EXTRACTED INFORMATION ::
◇ ◇ ◇ ◇ ◇
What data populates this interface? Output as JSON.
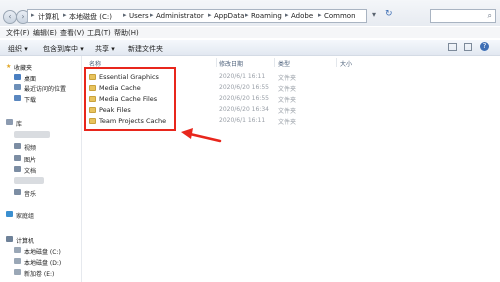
{
  "address_bar": {
    "crumbs": [
      "计算机",
      "本地磁盘 (C:)",
      "Users",
      "Administrator",
      "AppData",
      "Roaming",
      "Adobe",
      "Common"
    ]
  },
  "menu": [
    "文件(F)",
    "编辑(E)",
    "查看(V)",
    "工具(T)",
    "帮助(H)"
  ],
  "toolbar": [
    "组织 ▾",
    "包含到库中 ▾",
    "共享 ▾",
    "新建文件夹"
  ],
  "nav": {
    "favorites": "收藏夹",
    "favorite_items": [
      "桌面",
      "最近访问的位置",
      "下载"
    ],
    "libraries": "库",
    "library_items": [
      "视频",
      "图片",
      "文档",
      "音乐"
    ],
    "homegroup": "家庭组",
    "computer": "计算机",
    "drives": [
      "本地磁盘 (C:)",
      "本地磁盘 (D:)",
      "新加卷 (E:)"
    ]
  },
  "columns": {
    "name": "名称",
    "modified": "修改日期",
    "type": "类型",
    "size": "大小"
  },
  "files": [
    {
      "name": "Essential Graphics",
      "date": "2020/6/1 16:11",
      "type": "文件夹"
    },
    {
      "name": "Media Cache",
      "date": "2020/6/20 16:55",
      "type": "文件夹"
    },
    {
      "name": "Media Cache Files",
      "date": "2020/6/20 16:55",
      "type": "文件夹"
    },
    {
      "name": "Peak Files",
      "date": "2020/6/20 16:34",
      "type": "文件夹"
    },
    {
      "name": "Team Projects Cache",
      "date": "2020/6/1 16:11",
      "type": "文件夹"
    }
  ],
  "colors": {
    "annotation": "#e8261c",
    "folder": "#e8c35d"
  }
}
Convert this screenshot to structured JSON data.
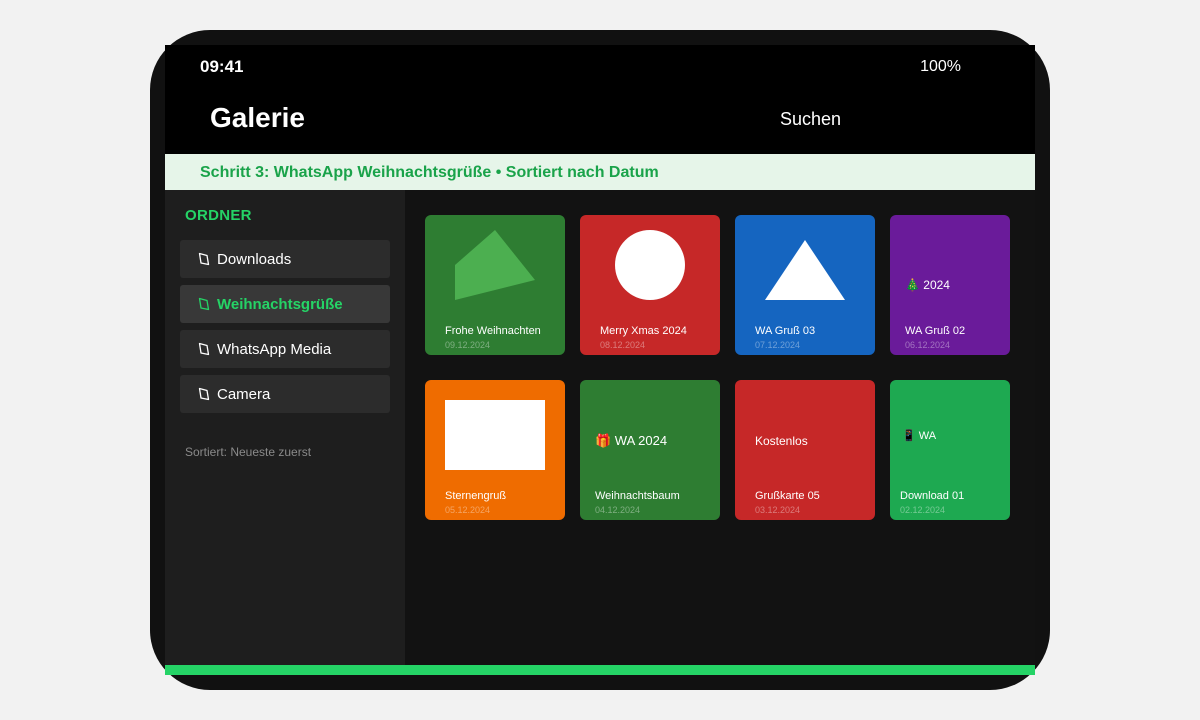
◇ ◇ ◇ ◇ ◇
The data above should be repeated exactly, minus any pictures.

WRITTEN REPLY ::
What data populates this interface? Output as JSON.
{
  "address_bar": {
    "crumbs": [
      "计算机",
      "本地磁盘 (C:)",
      "Users",
      "Administrator",
      "AppData",
      "Roaming",
      "Adobe",
      "Common"
    ]
  },
  "menu": [
    "文件(F)",
    "编辑(E)",
    "查看(V)",
    "工具(T)",
    "帮助(H)"
  ],
  "toolbar": [
    "组织 ▾",
    "包含到库中 ▾",
    "共享 ▾",
    "新建文件夹"
  ],
  "nav": {
    "favorites": "收藏夹",
    "favorite_items": [
      "桌面",
      "最近访问的位置",
      "下载"
    ],
    "libraries": "库",
    "library_items": [
      "视频",
      "图片",
      "文档",
      "音乐"
    ],
    "homegroup": "家庭组",
    "computer": "计算机",
    "drives": [
      "本地磁盘 (C:)",
      "本地磁盘 (D:)",
      "新加卷 (E:)"
    ]
  },
  "columns": {
    "name": "名称",
    "modified": "修改日期",
    "type": "类型",
    "size": "大小"
  },
  "files": [
    {
      "name": "Essential Graphics",
      "date": "2020/6/1 16:11",
      "type": "文件夹"
    },
    {
      "name": "Media Cache",
      "date": "2020/6/20 16:55",
      "type": "文件夹"
    },
    {
      "name": "Media Cache Files",
      "date": "2020/6/20 16:55",
      "type": "文件夹"
    },
    {
      "name": "Peak Files",
      "date": "2020/6/20 16:34",
      "type": "文件夹"
    },
    {
      "name": "Team Projects Cache",
      "date": "2020/6/1 16:11",
      "type": "文件夹"
    }
  ],
  "colors": {
    "annotation": "#e8261c",
    "folder": "#e8c35d"
  }
}
Convert this screenshot to structured JSON data.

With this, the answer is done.